▶ **Data in this exercise**:

--- Start ---

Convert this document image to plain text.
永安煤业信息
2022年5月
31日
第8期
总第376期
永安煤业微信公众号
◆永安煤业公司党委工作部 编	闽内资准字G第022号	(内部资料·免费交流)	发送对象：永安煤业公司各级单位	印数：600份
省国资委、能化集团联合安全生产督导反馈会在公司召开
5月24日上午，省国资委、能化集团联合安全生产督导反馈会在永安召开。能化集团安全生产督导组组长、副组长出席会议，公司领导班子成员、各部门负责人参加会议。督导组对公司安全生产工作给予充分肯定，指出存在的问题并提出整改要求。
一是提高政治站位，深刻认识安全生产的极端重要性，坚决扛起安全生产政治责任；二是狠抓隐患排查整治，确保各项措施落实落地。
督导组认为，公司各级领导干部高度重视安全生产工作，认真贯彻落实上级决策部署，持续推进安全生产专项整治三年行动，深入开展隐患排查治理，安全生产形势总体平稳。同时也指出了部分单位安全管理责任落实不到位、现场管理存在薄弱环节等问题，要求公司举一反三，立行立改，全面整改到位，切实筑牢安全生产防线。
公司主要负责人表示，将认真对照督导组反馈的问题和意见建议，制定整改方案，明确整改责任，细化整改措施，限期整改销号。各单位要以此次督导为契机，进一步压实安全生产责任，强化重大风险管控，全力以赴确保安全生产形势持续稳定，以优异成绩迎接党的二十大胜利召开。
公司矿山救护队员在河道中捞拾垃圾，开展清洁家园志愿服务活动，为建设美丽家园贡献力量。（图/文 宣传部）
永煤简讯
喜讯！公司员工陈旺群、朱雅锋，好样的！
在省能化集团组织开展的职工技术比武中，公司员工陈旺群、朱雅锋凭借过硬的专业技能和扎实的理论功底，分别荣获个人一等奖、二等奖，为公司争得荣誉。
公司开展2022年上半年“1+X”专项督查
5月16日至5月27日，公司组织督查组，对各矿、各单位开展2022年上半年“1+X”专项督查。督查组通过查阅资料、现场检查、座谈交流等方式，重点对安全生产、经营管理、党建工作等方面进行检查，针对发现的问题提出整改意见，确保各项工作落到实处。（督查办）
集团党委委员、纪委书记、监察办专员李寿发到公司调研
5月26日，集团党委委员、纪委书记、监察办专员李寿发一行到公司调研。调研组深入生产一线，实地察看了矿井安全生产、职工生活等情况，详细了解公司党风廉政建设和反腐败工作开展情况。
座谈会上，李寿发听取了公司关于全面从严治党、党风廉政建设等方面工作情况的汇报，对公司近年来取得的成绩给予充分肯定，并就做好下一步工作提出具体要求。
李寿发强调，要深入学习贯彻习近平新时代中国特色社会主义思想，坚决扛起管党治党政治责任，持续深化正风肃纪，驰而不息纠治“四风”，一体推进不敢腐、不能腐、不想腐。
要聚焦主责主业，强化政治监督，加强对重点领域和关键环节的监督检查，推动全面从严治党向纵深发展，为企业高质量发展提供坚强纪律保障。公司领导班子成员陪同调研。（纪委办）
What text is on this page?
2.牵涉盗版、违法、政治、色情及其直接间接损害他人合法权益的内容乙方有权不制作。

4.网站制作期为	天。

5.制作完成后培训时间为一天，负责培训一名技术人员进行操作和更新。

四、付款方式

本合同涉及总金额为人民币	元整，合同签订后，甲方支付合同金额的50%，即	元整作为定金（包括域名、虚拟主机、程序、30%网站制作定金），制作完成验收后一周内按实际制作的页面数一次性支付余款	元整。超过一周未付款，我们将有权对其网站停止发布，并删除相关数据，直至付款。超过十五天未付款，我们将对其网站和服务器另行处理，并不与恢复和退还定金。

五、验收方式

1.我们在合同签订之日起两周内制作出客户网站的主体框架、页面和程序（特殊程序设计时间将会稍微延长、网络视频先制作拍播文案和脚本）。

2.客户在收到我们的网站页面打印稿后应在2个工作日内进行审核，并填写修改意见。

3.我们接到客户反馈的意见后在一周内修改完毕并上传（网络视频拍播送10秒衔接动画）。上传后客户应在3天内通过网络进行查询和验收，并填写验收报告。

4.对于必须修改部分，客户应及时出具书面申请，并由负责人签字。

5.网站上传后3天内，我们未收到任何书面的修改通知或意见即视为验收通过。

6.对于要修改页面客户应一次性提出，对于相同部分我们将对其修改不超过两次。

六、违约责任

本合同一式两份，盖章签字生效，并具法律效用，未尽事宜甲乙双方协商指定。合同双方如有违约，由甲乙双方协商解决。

--- End ---

▶ **Your instructions**: Return all of the entries exactly as they were supplied.

▶ **Finished answer**:
Convert this document image to plain text.
永安煤业信息
2022年5月
31日
第8期
总第376期
永安煤业微信公众号
◆永安煤业公司党委工作部 编	闽内资准字G第022号	(内部资料·免费交流)	发送对象：永安煤业公司各级单位	印数：600份
省国资委、能化集团联合安全生产督导反馈会在公司召开
5月24日上午，省国资委、能化集团联合安全生产督导反馈会在永安召开。能化集团安全生产督导组组长、副组长出席会议，公司领导班子成员、各部门负责人参加会议。督导组对公司安全生产工作给予充分肯定，指出存在的问题并提出整改要求。
一是提高政治站位，深刻认识安全生产的极端重要性，坚决扛起安全生产政治责任；二是狠抓隐患排查整治，确保各项措施落实落地。
督导组认为，公司各级领导干部高度重视安全生产工作，认真贯彻落实上级决策部署，持续推进安全生产专项整治三年行动，深入开展隐患排查治理，安全生产形势总体平稳。同时也指出了部分单位安全管理责任落实不到位、现场管理存在薄弱环节等问题，要求公司举一反三，立行立改，全面整改到位，切实筑牢安全生产防线。
公司主要负责人表示，将认真对照督导组反馈的问题和意见建议，制定整改方案，明确整改责任，细化整改措施，限期整改销号。各单位要以此次督导为契机，进一步压实安全生产责任，强化重大风险管控，全力以赴确保安全生产形势持续稳定，以优异成绩迎接党的二十大胜利召开。
公司矿山救护队员在河道中捞拾垃圾，开展清洁家园志愿服务活动，为建设美丽家园贡献力量。（图/文 宣传部）
永煤简讯
喜讯！公司员工陈旺群、朱雅锋，好样的！
在省能化集团组织开展的职工技术比武中，公司员工陈旺群、朱雅锋凭借过硬的专业技能和扎实的理论功底，分别荣获个人一等奖、二等奖，为公司争得荣誉。
公司开展2022年上半年“1+X”专项督查
5月16日至5月27日，公司组织督查组，对各矿、各单位开展2022年上半年“1+X”专项督查。督查组通过查阅资料、现场检查、座谈交流等方式，重点对安全生产、经营管理、党建工作等方面进行检查，针对发现的问题提出整改意见，确保各项工作落到实处。（督查办）
集团党委委员、纪委书记、监察办专员李寿发到公司调研
5月26日，集团党委委员、纪委书记、监察办专员李寿发一行到公司调研。调研组深入生产一线，实地察看了矿井安全生产、职工生活等情况，详细了解公司党风廉政建设和反腐败工作开展情况。
座谈会上，李寿发听取了公司关于全面从严治党、党风廉政建设等方面工作情况的汇报，对公司近年来取得的成绩给予充分肯定，并就做好下一步工作提出具体要求。
李寿发强调，要深入学习贯彻习近平新时代中国特色社会主义思想，坚决扛起管党治党政治责任，持续深化正风肃纪，驰而不息纠治“四风”，一体推进不敢腐、不能腐、不想腐。
要聚焦主责主业，强化政治监督，加强对重点领域和关键环节的监督检查，推动全面从严治党向纵深发展，为企业高质量发展提供坚强纪律保障。公司领导班子成员陪同调研。（纪委办）
What text is on this page?
2.牵涉盗版、违法、政治、色情及其直接间接损害他人合法权益的内容乙方有权不制作。

4.网站制作期为	天。

5.制作完成后培训时间为一天，负责培训一名技术人员进行操作和更新。

四、付款方式

本合同涉及总金额为人民币	元整，合同签订后，甲方支付合同金额的50%，即	元整作为定金（包括域名、虚拟主机、程序、30%网站制作定金），制作完成验收后一周内按实际制作的页面数一次性支付余款	元整。超过一周未付款，我们将有权对其网站停止发布，并删除相关数据，直至付款。超过十五天未付款，我们将对其网站和服务器另行处理，并不与恢复和退还定金。

五、验收方式

1.我们在合同签订之日起两周内制作出客户网站的主体框架、页面和程序（特殊程序设计时间将会稍微延长、网络视频先制作拍播文案和脚本）。

2.客户在收到我们的网站页面打印稿后应在2个工作日内进行审核，并填写修改意见。

3.我们接到客户反馈的意见后在一周内修改完毕并上传（网络视频拍播送10秒衔接动画）。上传后客户应在3天内通过网络进行查询和验收，并填写验收报告。

4.对于必须修改部分，客户应及时出具书面申请，并由负责人签字。

5.网站上传后3天内，我们未收到任何书面的修改通知或意见即视为验收通过。

6.对于要修改页面客户应一次性提出，对于相同部分我们将对其修改不超过两次。

六、违约责任

本合同一式两份，盖章签字生效，并具法律效用，未尽事宜甲乙双方协商指定。合同双方如有违约，由甲乙双方协商解决。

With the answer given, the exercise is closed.